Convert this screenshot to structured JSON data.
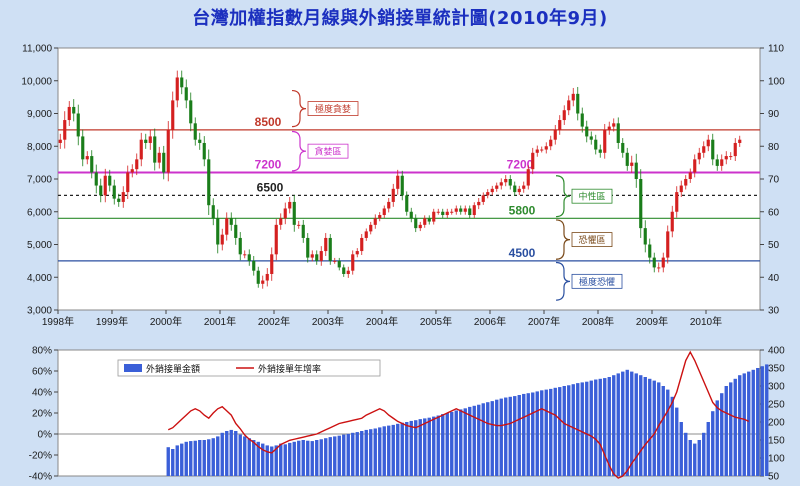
{
  "title": "台灣加權指數月線與外銷接單統計圖(2010年9月)",
  "colors": {
    "background": "#cfe0f4",
    "plot_bg": "#ffffff",
    "candle_up": "#d42020",
    "candle_down": "#1a7d1a",
    "bar": "#3a5fd8",
    "growth_line": "#cc1111",
    "level_8500": "#c0392b",
    "level_7200": "#cc33cc",
    "level_6500": "#222222",
    "level_5800": "#2e8b2e",
    "level_4500": "#2a4fa0",
    "title": "#1b2fbf"
  },
  "chart_data": [
    {
      "type": "candlestick",
      "title": "台灣加權指數月線與外銷接單統計圖(2010年9月)",
      "x_axis": {
        "type": "date",
        "range": [
          "1998-01",
          "2010-12"
        ],
        "tick_labels": [
          "1998年",
          "1999年",
          "2000年",
          "2001年",
          "2002年",
          "2003年",
          "2004年",
          "2005年",
          "2006年",
          "2007年",
          "2008年",
          "2009年",
          "2010年"
        ]
      },
      "y_left": {
        "range": [
          3000,
          11000
        ],
        "tick_labels": [
          "3,000",
          "4,000",
          "5,000",
          "6,000",
          "7,000",
          "8,000",
          "9,000",
          "10,000",
          "11,000"
        ]
      },
      "y_right": {
        "range": [
          30,
          110
        ],
        "tick_labels": [
          "30",
          "40",
          "50",
          "60",
          "70",
          "80",
          "90",
          "100",
          "110"
        ]
      },
      "series": [
        {
          "key": "month_close",
          "start": "1998-01",
          "values": [
            8200,
            8800,
            9200,
            9000,
            8300,
            7600,
            7700,
            7200,
            6800,
            6500,
            7100,
            6800,
            6400,
            6300,
            6600,
            7200,
            7300,
            7600,
            8200,
            8100,
            8300,
            7500,
            7800,
            7200,
            8500,
            9400,
            10100,
            9800,
            9400,
            8700,
            8200,
            8100,
            7600,
            6200,
            5800,
            5000,
            5300,
            5800,
            5600,
            5200,
            4700,
            4700,
            4500,
            4200,
            3800,
            3900,
            4100,
            4700,
            5600,
            5800,
            6100,
            6300,
            5600,
            5600,
            5200,
            4600,
            4700,
            4500,
            4800,
            5200,
            4500,
            4500,
            4300,
            4100,
            4200,
            4700,
            4800,
            5200,
            5400,
            5600,
            5800,
            5900,
            6100,
            6300,
            6700,
            7100,
            6500,
            6000,
            5800,
            5500,
            5600,
            5800,
            5700,
            6000,
            6000,
            5900,
            6000,
            6000,
            6100,
            6000,
            6100,
            5900,
            6200,
            6300,
            6500,
            6600,
            6700,
            6800,
            6900,
            7000,
            6800,
            6600,
            6700,
            6800,
            7300,
            7800,
            7900,
            7900,
            8000,
            8200,
            8500,
            8800,
            9100,
            9400,
            9600,
            9000,
            8600,
            8300,
            8200,
            7900,
            7800,
            8500,
            8600,
            8700,
            8100,
            7800,
            7400,
            7500,
            7000,
            5500,
            5000,
            4600,
            4300,
            4300,
            4600,
            5400,
            6000,
            6600,
            6800,
            7000,
            7200,
            7600,
            7800,
            8000,
            8200,
            7600,
            7400,
            7600,
            7700,
            7700,
            8100,
            8200
          ]
        },
        {
          "key": "month_range",
          "description_values": "high_minus_low_points",
          "values": [
            600,
            900,
            600,
            800,
            900,
            700,
            500,
            600,
            800,
            700,
            700,
            600,
            600,
            500,
            600,
            700,
            500,
            600,
            700,
            600,
            700,
            800,
            600,
            700,
            900,
            900,
            700,
            700,
            800,
            800,
            600,
            700,
            700,
            1000,
            700,
            900,
            600,
            600,
            600,
            700,
            600,
            400,
            500,
            500,
            400,
            500,
            600,
            700,
            600,
            500,
            600,
            500,
            700,
            400,
            500,
            500,
            400,
            400,
            500,
            500,
            400,
            300,
            300,
            300,
            400,
            400,
            300,
            400,
            300,
            300,
            400,
            300,
            300,
            400,
            500,
            600,
            500,
            400,
            400,
            400,
            300,
            300,
            300,
            300,
            300,
            300,
            300,
            300,
            300,
            300,
            300,
            300,
            300,
            400,
            300,
            300,
            300,
            300,
            400,
            400,
            400,
            400,
            300,
            400,
            400,
            500,
            400,
            300,
            400,
            400,
            500,
            500,
            500,
            500,
            600,
            700,
            600,
            600,
            500,
            500,
            500,
            600,
            500,
            500,
            600,
            500,
            500,
            700,
            900,
            1000,
            800,
            600,
            500,
            500,
            500,
            600,
            600,
            600,
            500,
            400,
            400,
            500,
            500,
            500,
            500,
            600,
            500,
            500,
            500,
            400,
            500,
            400
          ]
        }
      ],
      "levels": [
        {
          "value": 8500,
          "label": "8500"
        },
        {
          "value": 7200,
          "label": "7200"
        },
        {
          "value": 6500,
          "label": "6500"
        },
        {
          "value": 5800,
          "label": "5800"
        },
        {
          "value": 4500,
          "label": "4500"
        }
      ],
      "annotations": [
        "極度貪婪",
        "貪婪區",
        "中性區",
        "恐懼區",
        "極度恐懼"
      ]
    },
    {
      "type": "bar+line",
      "x_axis": {
        "type": "date",
        "range": [
          "1998-01",
          "2010-12"
        ]
      },
      "y_left": {
        "range": [
          -40,
          80
        ],
        "tick_labels": [
          "-40%",
          "-20%",
          "0%",
          "20%",
          "40%",
          "60%",
          "80%"
        ]
      },
      "y_right": {
        "range": [
          50,
          400
        ],
        "tick_labels": [
          "50",
          "100",
          "150",
          "200",
          "250",
          "300",
          "350",
          "400"
        ]
      },
      "legend": {
        "placement": "top-left",
        "entries": [
          "外銷接單金額",
          "外銷接單年增率"
        ]
      },
      "series": [
        {
          "name": "外銷接單金額",
          "type": "bar",
          "start": "2000-01",
          "values": [
            130,
            125,
            135,
            140,
            145,
            147,
            148,
            150,
            150,
            152,
            155,
            160,
            170,
            175,
            178,
            175,
            165,
            160,
            155,
            150,
            145,
            140,
            135,
            132,
            135,
            140,
            138,
            142,
            145,
            148,
            150,
            148,
            147,
            150,
            152,
            155,
            158,
            160,
            162,
            165,
            167,
            170,
            172,
            175,
            178,
            180,
            182,
            185,
            188,
            190,
            192,
            195,
            198,
            200,
            203,
            205,
            208,
            210,
            212,
            215,
            218,
            222,
            225,
            228,
            232,
            235,
            238,
            242,
            245,
            248,
            252,
            255,
            258,
            262,
            265,
            268,
            270,
            272,
            275,
            278,
            280,
            282,
            285,
            288,
            290,
            292,
            295,
            297,
            300,
            302,
            305,
            308,
            310,
            312,
            315,
            318,
            320,
            322,
            325,
            330,
            335,
            340,
            345,
            340,
            335,
            330,
            325,
            320,
            315,
            310,
            300,
            290,
            270,
            240,
            200,
            170,
            150,
            140,
            150,
            170,
            200,
            230,
            260,
            280,
            300,
            310,
            320,
            330,
            335,
            340,
            345,
            350,
            355,
            360
          ]
        },
        {
          "name": "外銷接單年增率",
          "type": "line",
          "start": "2000-01",
          "values": [
            4,
            6,
            10,
            14,
            18,
            22,
            24,
            22,
            18,
            15,
            20,
            24,
            26,
            22,
            18,
            10,
            5,
            -1,
            -5,
            -8,
            -12,
            -15,
            -17,
            -18,
            -14,
            -10,
            -8,
            -6,
            -5,
            -4,
            -3,
            -2,
            -1,
            0,
            2,
            4,
            6,
            8,
            10,
            11,
            12,
            13,
            14,
            15,
            18,
            20,
            22,
            24,
            22,
            18,
            15,
            12,
            10,
            8,
            7,
            6,
            8,
            10,
            12,
            14,
            16,
            18,
            20,
            22,
            24,
            22,
            20,
            18,
            16,
            14,
            12,
            10,
            9,
            8,
            8,
            9,
            10,
            12,
            14,
            16,
            18,
            20,
            22,
            24,
            22,
            20,
            18,
            14,
            10,
            8,
            6,
            4,
            2,
            0,
            -2,
            -5,
            -10,
            -20,
            -30,
            -38,
            -42,
            -40,
            -35,
            -28,
            -22,
            -16,
            -10,
            -5,
            0,
            8,
            15,
            22,
            30,
            40,
            55,
            70,
            78,
            70,
            60,
            50,
            40,
            30,
            25,
            22,
            20,
            18,
            16,
            15,
            14,
            12
          ]
        }
      ]
    }
  ]
}
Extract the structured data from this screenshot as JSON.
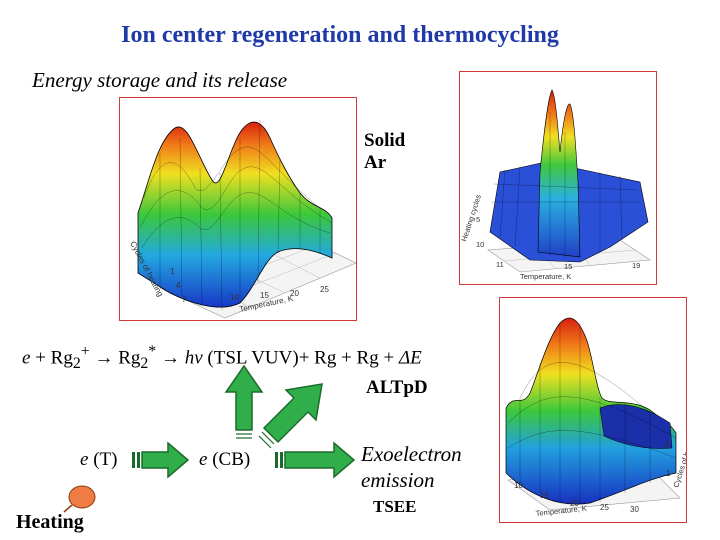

··········

**Exercise instructions**
Determine the number of lines in these entries that contain the word "type", and write only that number.

**The reply**
6